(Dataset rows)
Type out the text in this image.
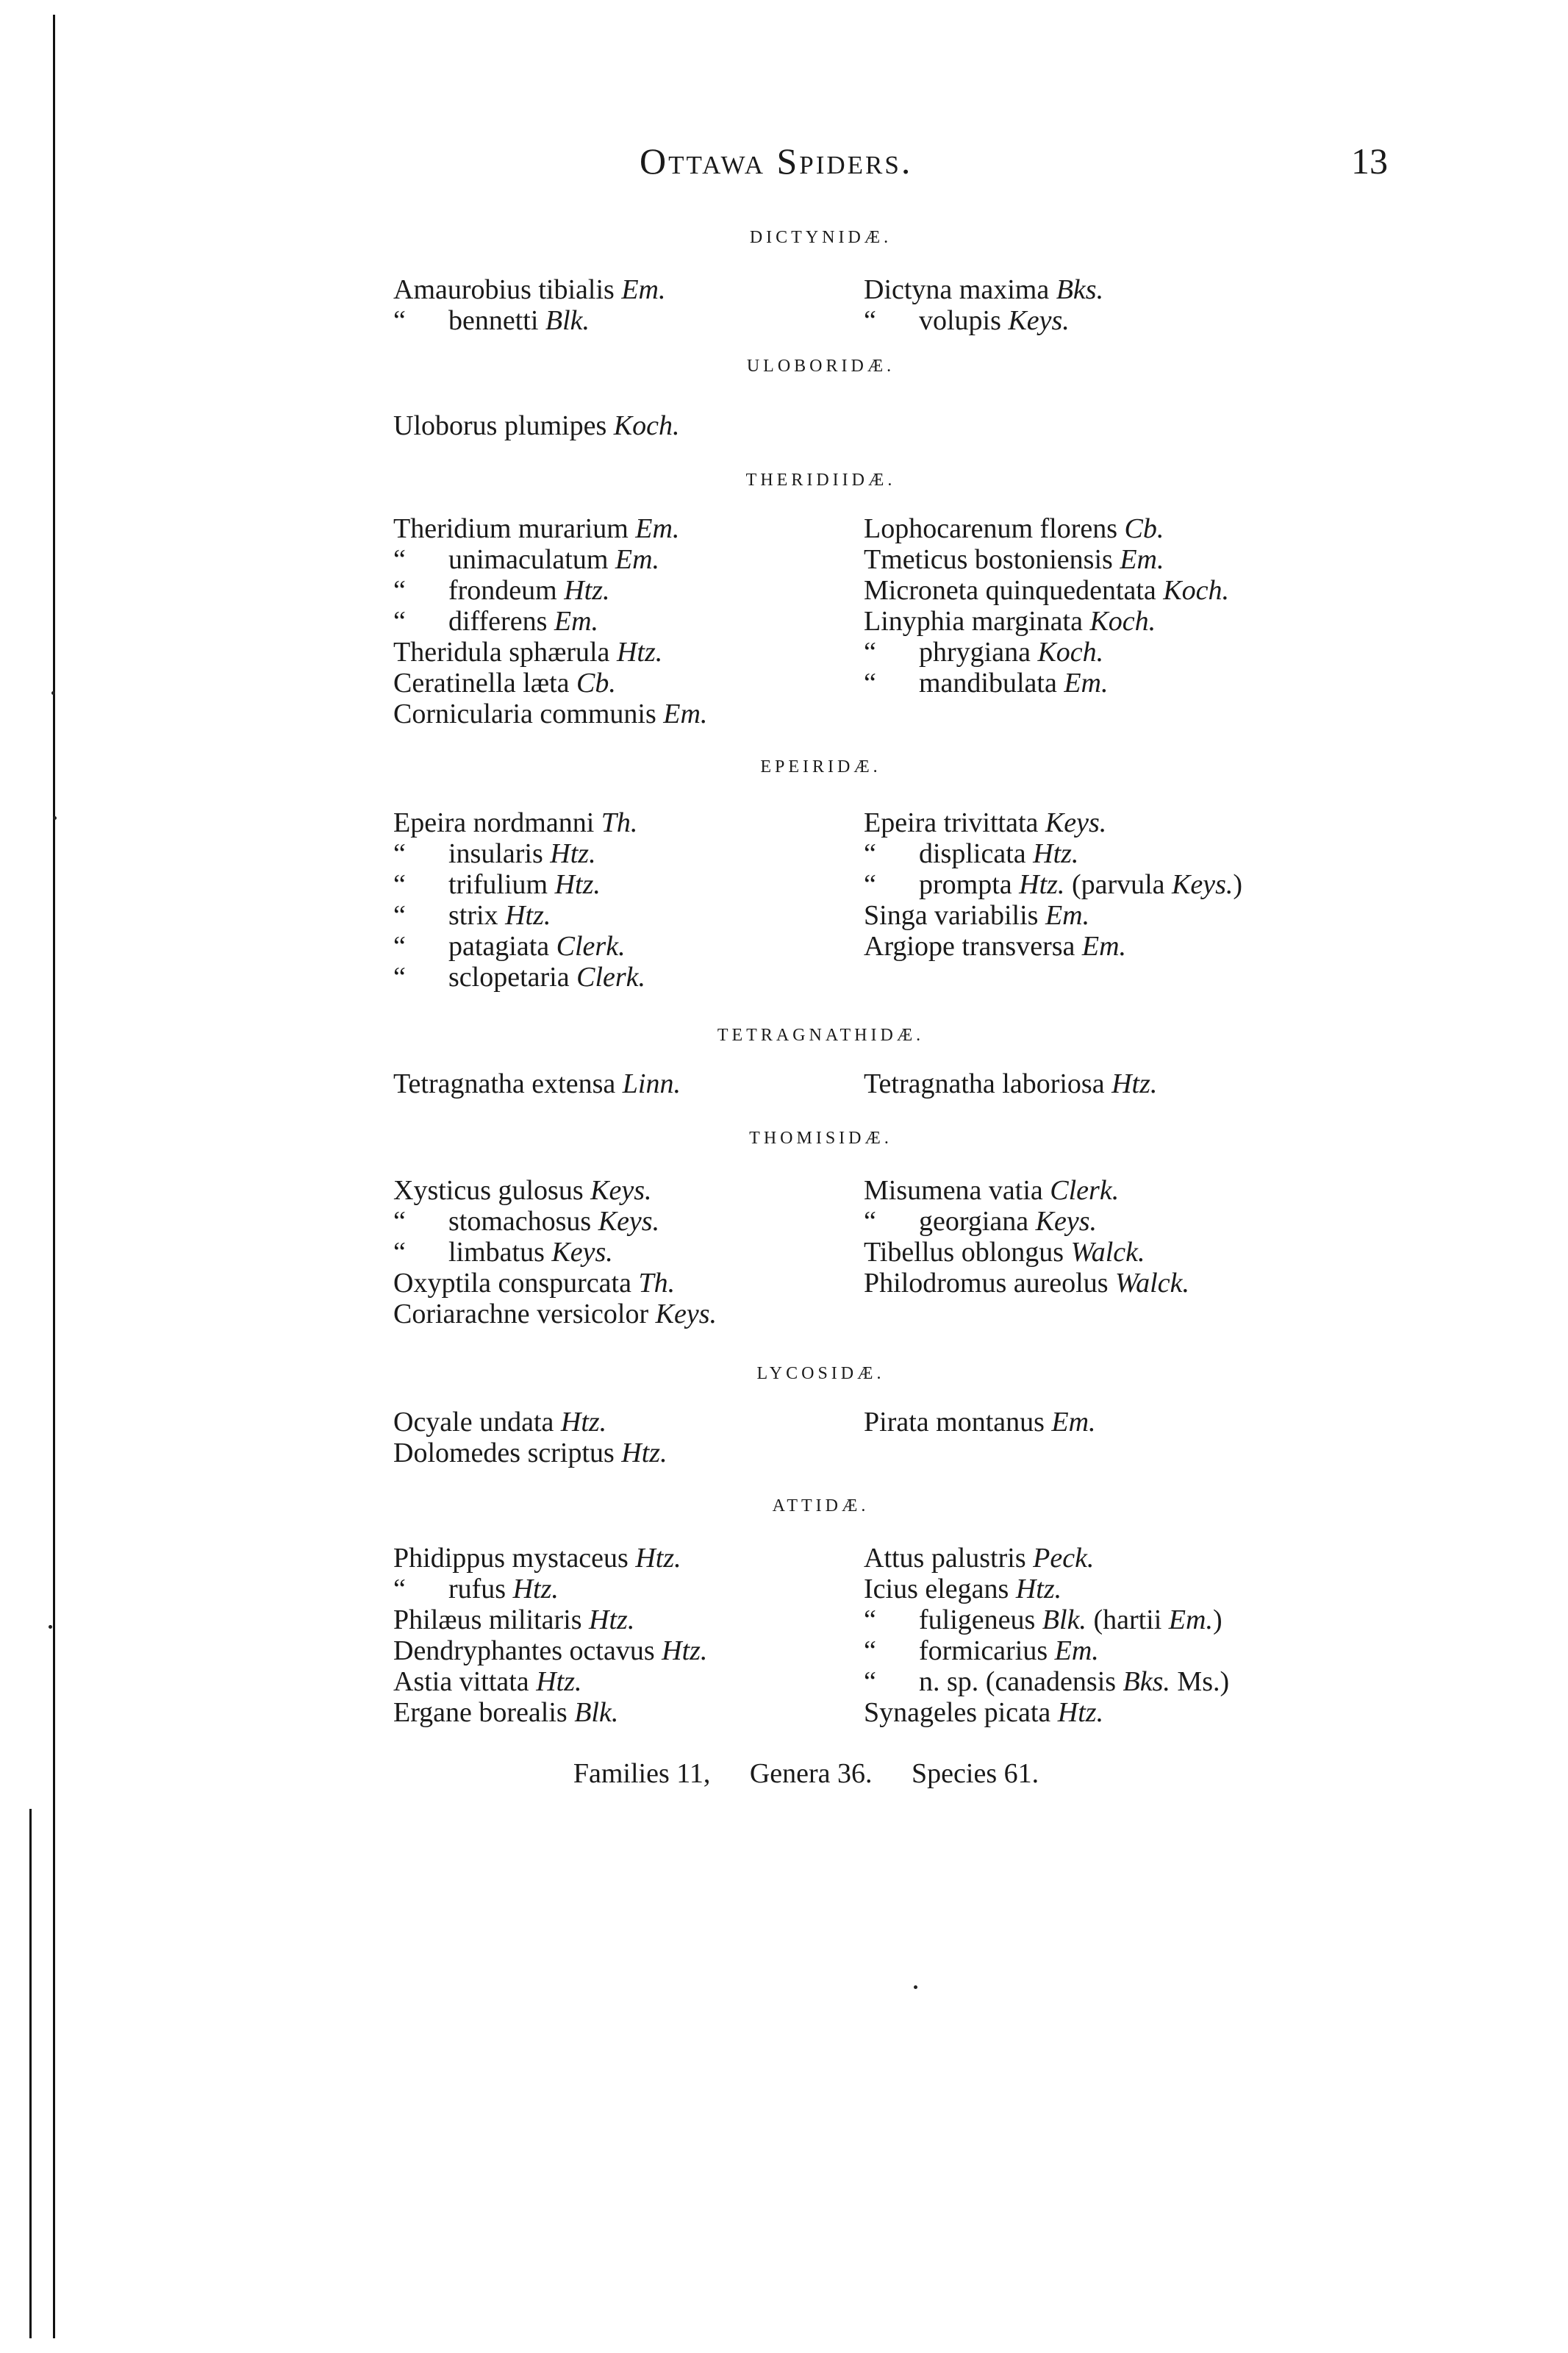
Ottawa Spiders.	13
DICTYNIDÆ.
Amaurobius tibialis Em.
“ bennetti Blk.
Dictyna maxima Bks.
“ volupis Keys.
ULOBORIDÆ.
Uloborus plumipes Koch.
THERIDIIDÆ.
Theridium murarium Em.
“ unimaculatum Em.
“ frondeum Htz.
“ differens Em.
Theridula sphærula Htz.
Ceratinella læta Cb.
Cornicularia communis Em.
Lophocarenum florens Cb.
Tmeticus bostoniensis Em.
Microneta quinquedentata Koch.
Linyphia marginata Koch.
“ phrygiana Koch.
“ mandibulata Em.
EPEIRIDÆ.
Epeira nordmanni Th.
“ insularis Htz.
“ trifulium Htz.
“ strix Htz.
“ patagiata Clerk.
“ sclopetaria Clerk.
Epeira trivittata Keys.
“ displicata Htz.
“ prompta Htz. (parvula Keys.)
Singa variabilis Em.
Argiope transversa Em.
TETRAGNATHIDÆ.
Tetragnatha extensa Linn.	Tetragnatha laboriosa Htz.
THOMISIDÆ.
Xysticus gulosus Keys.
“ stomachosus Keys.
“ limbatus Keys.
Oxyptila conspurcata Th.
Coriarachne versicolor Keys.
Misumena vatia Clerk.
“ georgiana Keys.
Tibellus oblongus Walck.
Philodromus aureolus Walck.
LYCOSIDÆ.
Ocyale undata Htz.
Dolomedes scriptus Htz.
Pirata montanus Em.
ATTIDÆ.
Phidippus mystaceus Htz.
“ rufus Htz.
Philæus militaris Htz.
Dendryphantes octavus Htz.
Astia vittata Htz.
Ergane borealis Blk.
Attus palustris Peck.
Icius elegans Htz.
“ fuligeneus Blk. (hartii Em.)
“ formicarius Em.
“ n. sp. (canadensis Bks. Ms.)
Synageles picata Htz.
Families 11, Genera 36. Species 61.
---
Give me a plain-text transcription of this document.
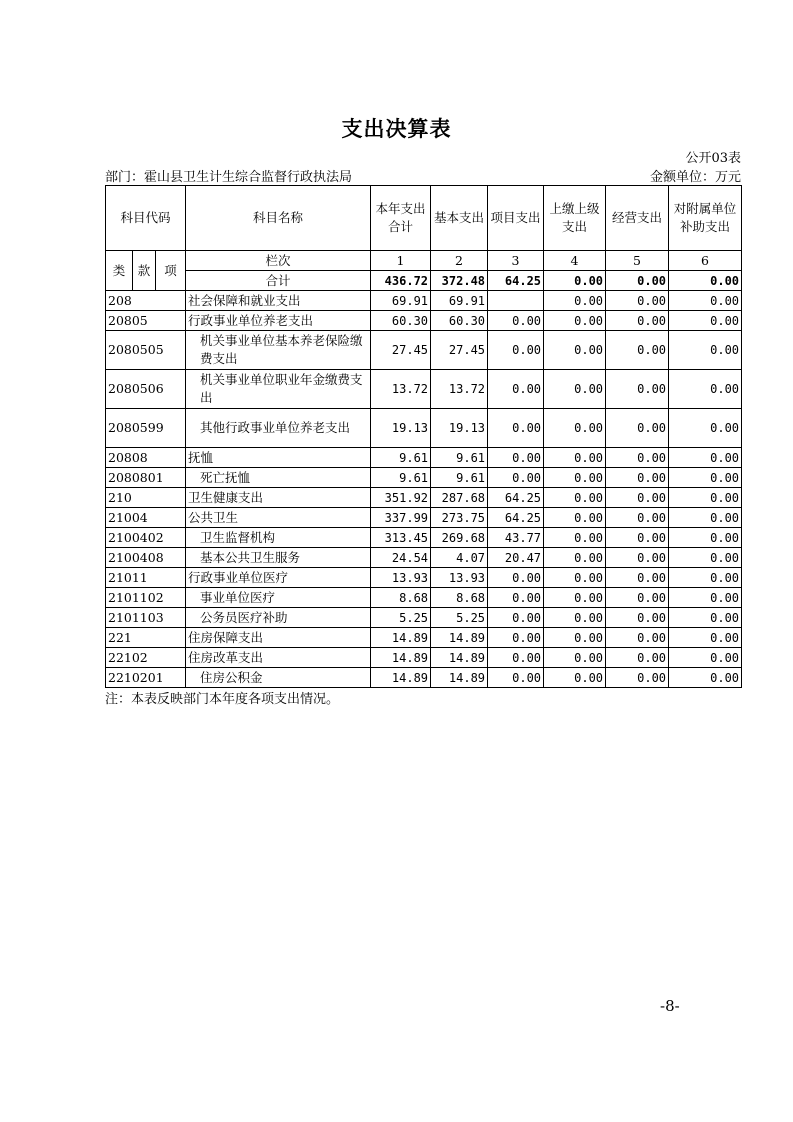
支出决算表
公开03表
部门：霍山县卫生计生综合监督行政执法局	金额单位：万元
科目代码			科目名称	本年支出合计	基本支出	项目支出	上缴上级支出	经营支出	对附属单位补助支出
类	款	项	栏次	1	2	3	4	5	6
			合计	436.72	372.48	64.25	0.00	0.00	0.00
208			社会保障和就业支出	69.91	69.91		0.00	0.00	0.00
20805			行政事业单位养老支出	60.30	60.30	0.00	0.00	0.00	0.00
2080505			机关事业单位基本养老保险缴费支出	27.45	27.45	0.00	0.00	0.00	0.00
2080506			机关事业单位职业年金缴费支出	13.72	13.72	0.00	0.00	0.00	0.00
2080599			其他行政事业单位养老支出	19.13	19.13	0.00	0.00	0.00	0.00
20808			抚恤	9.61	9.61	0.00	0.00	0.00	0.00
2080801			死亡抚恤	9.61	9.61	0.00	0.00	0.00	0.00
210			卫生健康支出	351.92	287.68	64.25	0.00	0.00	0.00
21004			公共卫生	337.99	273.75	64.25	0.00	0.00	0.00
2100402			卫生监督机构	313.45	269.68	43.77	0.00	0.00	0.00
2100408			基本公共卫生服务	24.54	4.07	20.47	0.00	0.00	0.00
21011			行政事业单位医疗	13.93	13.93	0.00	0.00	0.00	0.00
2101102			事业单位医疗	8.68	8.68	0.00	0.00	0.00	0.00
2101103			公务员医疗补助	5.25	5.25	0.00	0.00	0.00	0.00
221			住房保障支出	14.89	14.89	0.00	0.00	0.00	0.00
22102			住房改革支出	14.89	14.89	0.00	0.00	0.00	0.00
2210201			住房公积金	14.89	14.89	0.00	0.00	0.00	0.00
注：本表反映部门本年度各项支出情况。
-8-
==
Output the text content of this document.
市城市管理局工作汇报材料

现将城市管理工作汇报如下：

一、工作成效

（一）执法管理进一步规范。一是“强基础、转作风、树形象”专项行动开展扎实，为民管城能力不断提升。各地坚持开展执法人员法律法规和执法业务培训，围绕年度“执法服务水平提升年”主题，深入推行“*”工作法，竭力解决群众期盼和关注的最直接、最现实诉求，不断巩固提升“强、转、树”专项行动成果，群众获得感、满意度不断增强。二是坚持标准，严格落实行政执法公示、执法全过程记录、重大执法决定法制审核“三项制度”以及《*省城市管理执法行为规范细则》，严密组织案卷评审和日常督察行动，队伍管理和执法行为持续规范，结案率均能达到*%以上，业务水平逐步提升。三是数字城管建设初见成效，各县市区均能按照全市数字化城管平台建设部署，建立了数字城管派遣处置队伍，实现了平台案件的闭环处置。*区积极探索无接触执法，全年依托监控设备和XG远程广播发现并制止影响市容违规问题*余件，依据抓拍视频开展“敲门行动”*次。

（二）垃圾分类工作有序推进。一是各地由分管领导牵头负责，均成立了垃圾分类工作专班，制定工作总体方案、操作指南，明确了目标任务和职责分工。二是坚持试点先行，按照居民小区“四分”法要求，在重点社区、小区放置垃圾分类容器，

== Task to complete ==
In the entries above, count every line containing the word "Keys". Write only the total.

== Response for this exercise ==
8